**YOUR INSTRUCTIONS**
What lines of the data hold the string "screenshot"? Pull each one out.

**DATA**
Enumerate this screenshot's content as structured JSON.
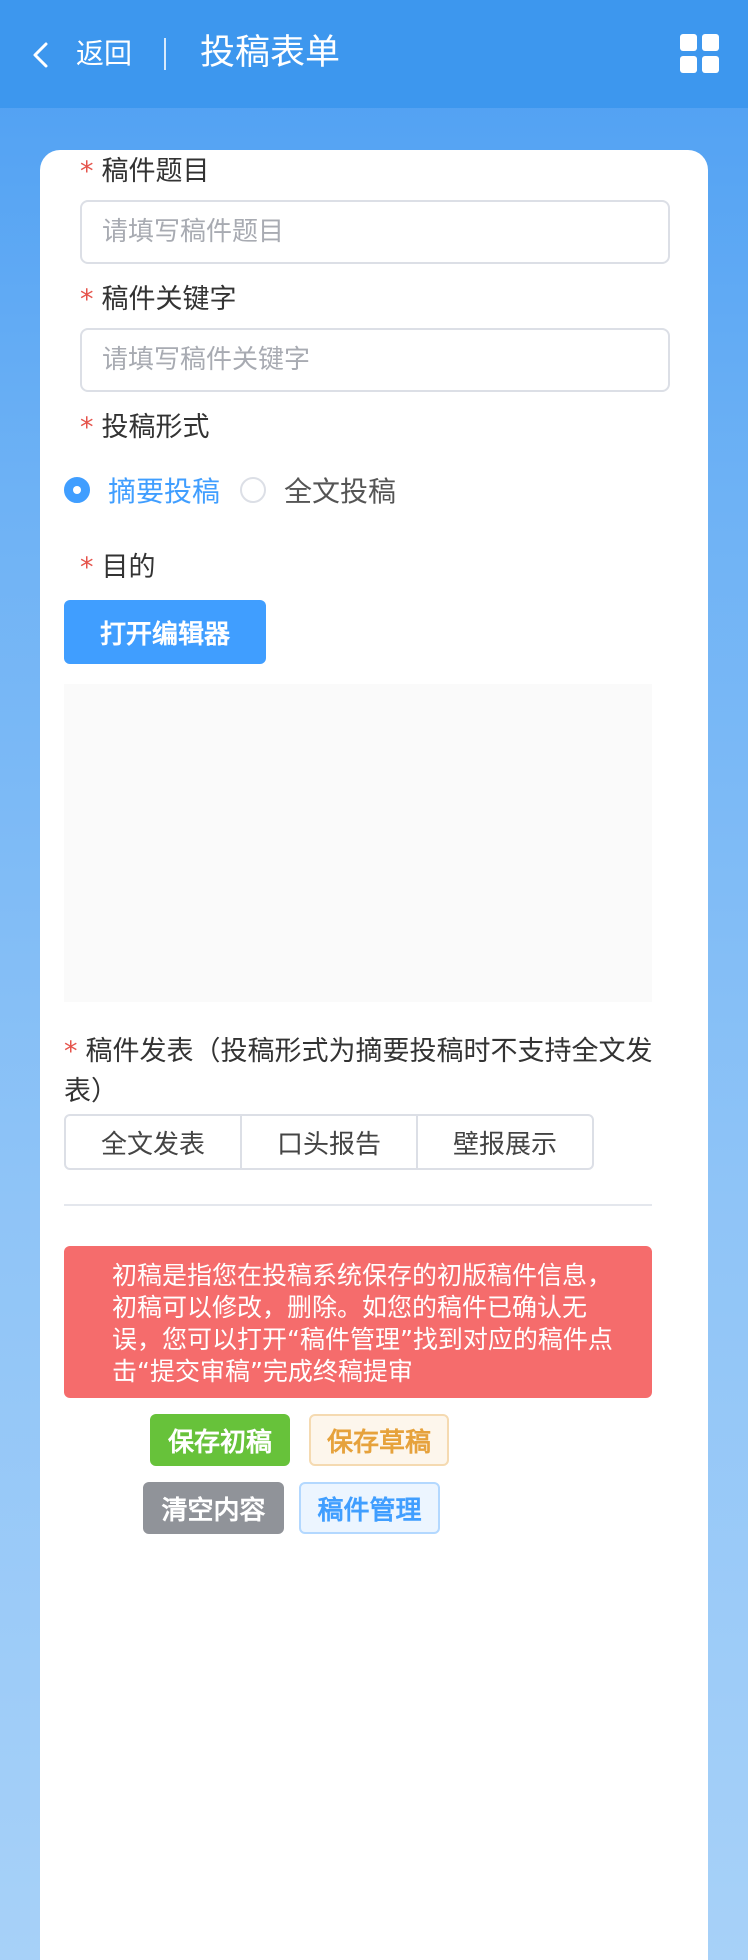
{
  "header": {
    "back_label": "返回",
    "title": "投稿表单",
    "back_icon": "chevron-left-icon",
    "menu_icon": "grid-icon"
  },
  "form": {
    "title_field": {
      "label": "稿件题目",
      "placeholder": "请填写稿件题目",
      "value": ""
    },
    "keywords_field": {
      "label": "稿件关键字",
      "placeholder": "请填写稿件关键字",
      "value": ""
    },
    "submission_type": {
      "label": "投稿形式",
      "options": [
        "摘要投稿",
        "全文投稿"
      ],
      "selected": "摘要投稿"
    },
    "purpose": {
      "label": "目的",
      "editor_button": "打开编辑器"
    },
    "publication": {
      "label": "稿件发表（投稿形式为摘要投稿时不支持全文发表）",
      "options": [
        "全文发表",
        "口头报告",
        "壁报展示"
      ]
    }
  },
  "notice": "初稿是指您在投稿系统保存的初版稿件信息，初稿可以修改，删除。如您的稿件已确认无误，您可以打开“稿件管理”找到对应的稿件点击“提交审稿”完成终稿提审",
  "actions": {
    "save_first": "保存初稿",
    "save_draft": "保存草稿",
    "clear": "清空内容",
    "manage": "稿件管理"
  },
  "required_mark": "*",
  "colors": {
    "header": "#3d97ee",
    "primary": "#409eff",
    "success": "#67c23a",
    "warning": "#e6a23c",
    "danger": "#f56c6c",
    "info": "#909399"
  }
}
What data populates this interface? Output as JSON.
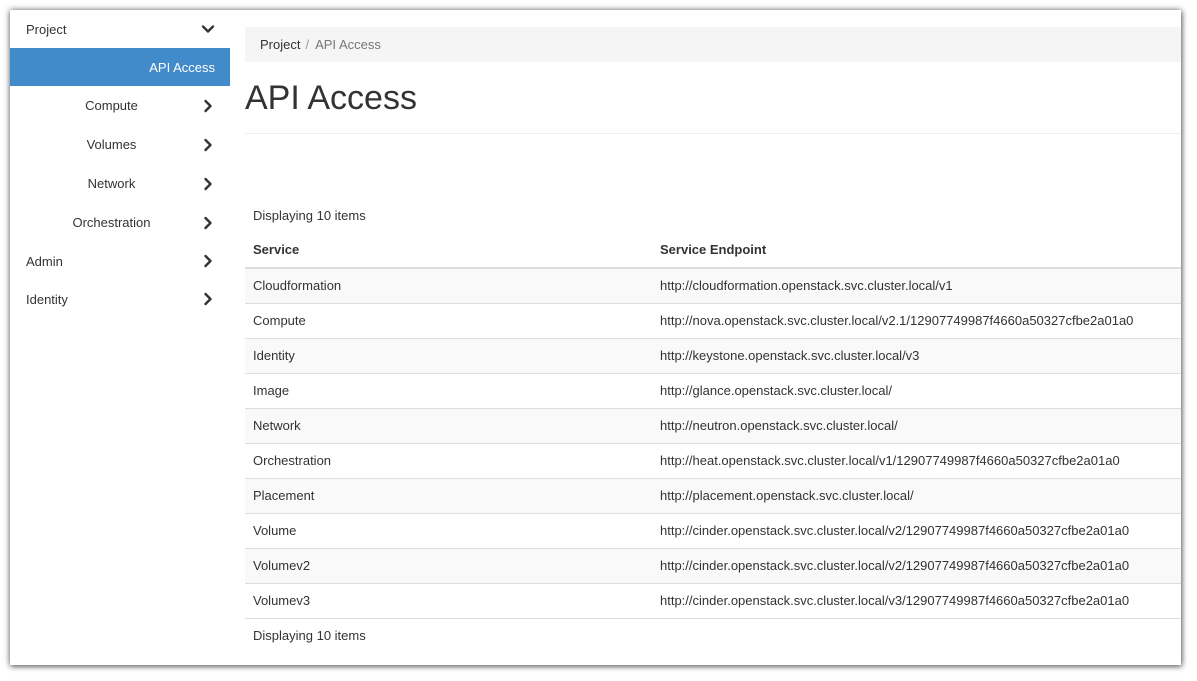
{
  "sidebar": {
    "project": {
      "label": "Project"
    },
    "active_item": {
      "label": "API Access"
    },
    "sub_items": [
      {
        "label": "Compute"
      },
      {
        "label": "Volumes"
      },
      {
        "label": "Network"
      },
      {
        "label": "Orchestration"
      }
    ],
    "top_items": [
      {
        "label": "Admin"
      },
      {
        "label": "Identity"
      }
    ],
    "accent_color": "#428bca"
  },
  "breadcrumb": {
    "items": [
      "Project",
      "API Access"
    ],
    "separator": "/"
  },
  "page": {
    "title": "API Access",
    "count_text": "Displaying 10 items"
  },
  "table": {
    "headers": [
      "Service",
      "Service Endpoint"
    ],
    "rows": [
      [
        "Cloudformation",
        "http://cloudformation.openstack.svc.cluster.local/v1"
      ],
      [
        "Compute",
        "http://nova.openstack.svc.cluster.local/v2.1/12907749987f4660a50327cfbe2a01a0"
      ],
      [
        "Identity",
        "http://keystone.openstack.svc.cluster.local/v3"
      ],
      [
        "Image",
        "http://glance.openstack.svc.cluster.local/"
      ],
      [
        "Network",
        "http://neutron.openstack.svc.cluster.local/"
      ],
      [
        "Orchestration",
        "http://heat.openstack.svc.cluster.local/v1/12907749987f4660a50327cfbe2a01a0"
      ],
      [
        "Placement",
        "http://placement.openstack.svc.cluster.local/"
      ],
      [
        "Volume",
        "http://cinder.openstack.svc.cluster.local/v2/12907749987f4660a50327cfbe2a01a0"
      ],
      [
        "Volumev2",
        "http://cinder.openstack.svc.cluster.local/v2/12907749987f4660a50327cfbe2a01a0"
      ],
      [
        "Volumev3",
        "http://cinder.openstack.svc.cluster.local/v3/12907749987f4660a50327cfbe2a01a0"
      ]
    ]
  }
}
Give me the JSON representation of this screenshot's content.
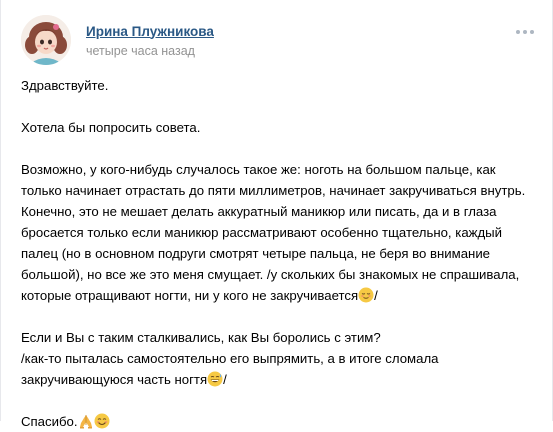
{
  "post": {
    "author_name": "Ирина Плужникова",
    "timestamp": "четыре часа назад",
    "paragraphs": {
      "greeting": "Здравствуйте.",
      "request": "Хотела бы попросить совета.",
      "lines": [
        "Возможно, у кого-нибудь случалось такое же: ноготь на большом пальце, как",
        "только начинает отрастать до пяти миллиметров, начинает закручиваться внутрь.",
        "Конечно, это не мешает делать аккуратный маникюр или писать, да и в глаза",
        "бросается только если маникюр рассматривают особенно тщательно, каждый",
        "палец (но в основном подруги смотрят четыре пальца, не беря во внимание",
        "большой), но все же это меня смущает. /у скольких бы знакомых не спрашивала,",
        "которые отращивают ногти, ни у кого не закручивается",
        "/",
        "Если и Вы с таким сталкивались, как Вы боролись с этим?",
        "/как-то пыталась самостоятельно его выпрямить, а в итоге сломала",
        "закручивающуюся часть ногтя",
        "/",
        "Спасибо."
      ]
    },
    "emoji": {
      "relieved": "relieved-face-emoji",
      "sweat_smile": "grinning-sweat-emoji",
      "pray": "folded-hands-emoji",
      "smile": "smiling-face-emoji"
    },
    "menu_icon": "more-horizontal-icon"
  },
  "colors": {
    "author_link": "#2a5885",
    "timestamp": "#939393",
    "menu_dots": "#aeb7c2"
  }
}
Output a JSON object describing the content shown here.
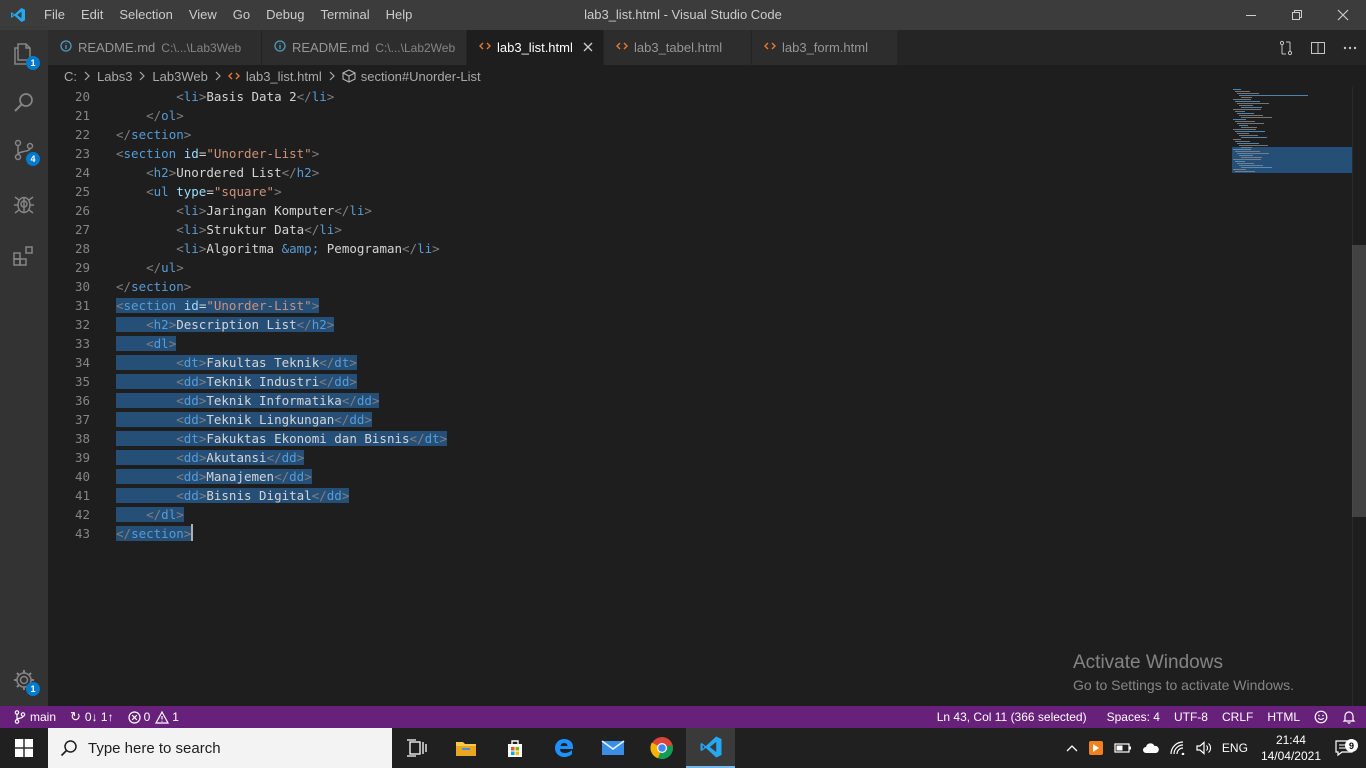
{
  "window": {
    "title": "lab3_list.html - Visual Studio Code",
    "menu": [
      "File",
      "Edit",
      "Selection",
      "View",
      "Go",
      "Debug",
      "Terminal",
      "Help"
    ]
  },
  "activity": {
    "explorer_badge": "1",
    "scm_badge": "4",
    "settings_badge": "1"
  },
  "tabs": [
    {
      "label": "README.md",
      "path": "C:\\...\\Lab3Web",
      "icon": "info-icon",
      "modified": true,
      "active": false
    },
    {
      "label": "README.md",
      "path": "C:\\...\\Lab2Web",
      "icon": "info-icon",
      "modified": false,
      "active": false
    },
    {
      "label": "lab3_list.html",
      "path": "",
      "icon": "html-icon",
      "modified": false,
      "active": true
    },
    {
      "label": "lab3_tabel.html",
      "path": "",
      "icon": "html-icon",
      "modified": false,
      "active": false
    },
    {
      "label": "lab3_form.html",
      "path": "",
      "icon": "html-icon",
      "modified": false,
      "active": false
    }
  ],
  "breadcrumb": [
    "C:",
    "Labs3",
    "Lab3Web",
    "lab3_list.html",
    "section#Unorder-List"
  ],
  "editor": {
    "lines": [
      {
        "n": "20",
        "indent": 2,
        "tokens": [
          [
            "br",
            "<"
          ],
          [
            "tg",
            "li"
          ],
          [
            "br",
            ">"
          ],
          [
            "tx",
            "Basis Data 2"
          ],
          [
            "br",
            "</"
          ],
          [
            "tg",
            "li"
          ],
          [
            "br",
            ">"
          ]
        ]
      },
      {
        "n": "21",
        "indent": 1,
        "tokens": [
          [
            "br",
            "</"
          ],
          [
            "tg",
            "ol"
          ],
          [
            "br",
            ">"
          ]
        ]
      },
      {
        "n": "22",
        "indent": 0,
        "tokens": [
          [
            "br",
            "</"
          ],
          [
            "tg",
            "section"
          ],
          [
            "br",
            ">"
          ]
        ]
      },
      {
        "n": "23",
        "indent": 0,
        "tokens": [
          [
            "br",
            "<"
          ],
          [
            "tg",
            "section"
          ],
          [
            "tx",
            " "
          ],
          [
            "at",
            "id"
          ],
          [
            "tx",
            "="
          ],
          [
            "st",
            "\"Unorder-List\""
          ],
          [
            "br",
            ">"
          ]
        ]
      },
      {
        "n": "24",
        "indent": 1,
        "tokens": [
          [
            "br",
            "<"
          ],
          [
            "tg",
            "h2"
          ],
          [
            "br",
            ">"
          ],
          [
            "tx",
            "Unordered List"
          ],
          [
            "br",
            "</"
          ],
          [
            "tg",
            "h2"
          ],
          [
            "br",
            ">"
          ]
        ]
      },
      {
        "n": "25",
        "indent": 1,
        "tokens": [
          [
            "br",
            "<"
          ],
          [
            "tg",
            "ul"
          ],
          [
            "tx",
            " "
          ],
          [
            "at",
            "type"
          ],
          [
            "tx",
            "="
          ],
          [
            "st",
            "\"square\""
          ],
          [
            "br",
            ">"
          ]
        ]
      },
      {
        "n": "26",
        "indent": 2,
        "tokens": [
          [
            "br",
            "<"
          ],
          [
            "tg",
            "li"
          ],
          [
            "br",
            ">"
          ],
          [
            "tx",
            "Jaringan Komputer"
          ],
          [
            "br",
            "</"
          ],
          [
            "tg",
            "li"
          ],
          [
            "br",
            ">"
          ]
        ]
      },
      {
        "n": "27",
        "indent": 2,
        "tokens": [
          [
            "br",
            "<"
          ],
          [
            "tg",
            "li"
          ],
          [
            "br",
            ">"
          ],
          [
            "tx",
            "Struktur Data"
          ],
          [
            "br",
            "</"
          ],
          [
            "tg",
            "li"
          ],
          [
            "br",
            ">"
          ]
        ]
      },
      {
        "n": "28",
        "indent": 2,
        "tokens": [
          [
            "br",
            "<"
          ],
          [
            "tg",
            "li"
          ],
          [
            "br",
            ">"
          ],
          [
            "tx",
            "Algoritma "
          ],
          [
            "en",
            "&amp;"
          ],
          [
            "tx",
            " Pemograman"
          ],
          [
            "br",
            "</"
          ],
          [
            "tg",
            "li"
          ],
          [
            "br",
            ">"
          ]
        ]
      },
      {
        "n": "29",
        "indent": 1,
        "tokens": [
          [
            "br",
            "</"
          ],
          [
            "tg",
            "ul"
          ],
          [
            "br",
            ">"
          ]
        ]
      },
      {
        "n": "30",
        "indent": 0,
        "tokens": [
          [
            "br",
            "</"
          ],
          [
            "tg",
            "section"
          ],
          [
            "br",
            ">"
          ]
        ]
      },
      {
        "n": "31",
        "indent": 0,
        "sel": true,
        "tokens": [
          [
            "br",
            "<"
          ],
          [
            "tg",
            "section"
          ],
          [
            "tx",
            " "
          ],
          [
            "at",
            "id"
          ],
          [
            "tx",
            "="
          ],
          [
            "st",
            "\"Unorder-List\""
          ],
          [
            "br",
            ">"
          ]
        ]
      },
      {
        "n": "32",
        "indent": 1,
        "sel": true,
        "tokens": [
          [
            "br",
            "<"
          ],
          [
            "tg",
            "h2"
          ],
          [
            "br",
            ">"
          ],
          [
            "tx",
            "Description List"
          ],
          [
            "br",
            "</"
          ],
          [
            "tg",
            "h2"
          ],
          [
            "br",
            ">"
          ]
        ]
      },
      {
        "n": "33",
        "indent": 1,
        "sel": true,
        "tokens": [
          [
            "br",
            "<"
          ],
          [
            "tg",
            "dl"
          ],
          [
            "br",
            ">"
          ]
        ]
      },
      {
        "n": "34",
        "indent": 2,
        "sel": true,
        "tokens": [
          [
            "br",
            "<"
          ],
          [
            "tg",
            "dt"
          ],
          [
            "br",
            ">"
          ],
          [
            "tx",
            "Fakultas Teknik"
          ],
          [
            "br",
            "</"
          ],
          [
            "tg",
            "dt"
          ],
          [
            "br",
            ">"
          ]
        ]
      },
      {
        "n": "35",
        "indent": 2,
        "sel": true,
        "tokens": [
          [
            "br",
            "<"
          ],
          [
            "tg",
            "dd"
          ],
          [
            "br",
            ">"
          ],
          [
            "tx",
            "Teknik Industri"
          ],
          [
            "br",
            "</"
          ],
          [
            "tg",
            "dd"
          ],
          [
            "br",
            ">"
          ]
        ]
      },
      {
        "n": "36",
        "indent": 2,
        "sel": true,
        "tokens": [
          [
            "br",
            "<"
          ],
          [
            "tg",
            "dd"
          ],
          [
            "br",
            ">"
          ],
          [
            "tx",
            "Teknik Informatika"
          ],
          [
            "br",
            "</"
          ],
          [
            "tg",
            "dd"
          ],
          [
            "br",
            ">"
          ]
        ]
      },
      {
        "n": "37",
        "indent": 2,
        "sel": true,
        "tokens": [
          [
            "br",
            "<"
          ],
          [
            "tg",
            "dd"
          ],
          [
            "br",
            ">"
          ],
          [
            "tx",
            "Teknik Lingkungan"
          ],
          [
            "br",
            "</"
          ],
          [
            "tg",
            "dd"
          ],
          [
            "br",
            ">"
          ]
        ]
      },
      {
        "n": "38",
        "indent": 2,
        "sel": true,
        "tokens": [
          [
            "br",
            "<"
          ],
          [
            "tg",
            "dt"
          ],
          [
            "br",
            ">"
          ],
          [
            "tx",
            "Fakuktas Ekonomi dan Bisnis"
          ],
          [
            "br",
            "</"
          ],
          [
            "tg",
            "dt"
          ],
          [
            "br",
            ">"
          ]
        ]
      },
      {
        "n": "39",
        "indent": 2,
        "sel": true,
        "tokens": [
          [
            "br",
            "<"
          ],
          [
            "tg",
            "dd"
          ],
          [
            "br",
            ">"
          ],
          [
            "tx",
            "Akutansi"
          ],
          [
            "br",
            "</"
          ],
          [
            "tg",
            "dd"
          ],
          [
            "br",
            ">"
          ]
        ]
      },
      {
        "n": "40",
        "indent": 2,
        "sel": true,
        "tokens": [
          [
            "br",
            "<"
          ],
          [
            "tg",
            "dd"
          ],
          [
            "br",
            ">"
          ],
          [
            "tx",
            "Manajemen"
          ],
          [
            "br",
            "</"
          ],
          [
            "tg",
            "dd"
          ],
          [
            "br",
            ">"
          ]
        ]
      },
      {
        "n": "41",
        "indent": 2,
        "sel": true,
        "tokens": [
          [
            "br",
            "<"
          ],
          [
            "tg",
            "dd"
          ],
          [
            "br",
            ">"
          ],
          [
            "tx",
            "Bisnis Digital"
          ],
          [
            "br",
            "</"
          ],
          [
            "tg",
            "dd"
          ],
          [
            "br",
            ">"
          ]
        ]
      },
      {
        "n": "42",
        "indent": 1,
        "sel": true,
        "tokens": [
          [
            "br",
            "</"
          ],
          [
            "tg",
            "dl"
          ],
          [
            "br",
            ">"
          ]
        ]
      },
      {
        "n": "43",
        "indent": 0,
        "sel": true,
        "cursor": true,
        "tokens": [
          [
            "br",
            "</"
          ],
          [
            "tg",
            "section"
          ],
          [
            "br",
            ">"
          ]
        ]
      }
    ]
  },
  "watermark": {
    "line1": "Activate Windows",
    "line2": "Go to Settings to activate Windows."
  },
  "statusbar": {
    "branch": "main",
    "sync": "0↓ 1↑",
    "errors": "0",
    "warnings": "1",
    "position": "Ln 43, Col 11 (366 selected)",
    "spaces": "Spaces: 4",
    "encoding": "UTF-8",
    "eol": "CRLF",
    "language": "HTML",
    "color": "#68217a"
  },
  "taskbar": {
    "search_placeholder": "Type here to search",
    "language": "ENG",
    "time": "21:44",
    "date": "14/04/2021",
    "notifications": "9"
  }
}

**SOLUTION FOR THIS TASK**
Enumerate this screenshot's content as structured JSON.
Give me the JSON representation of this screenshot's content.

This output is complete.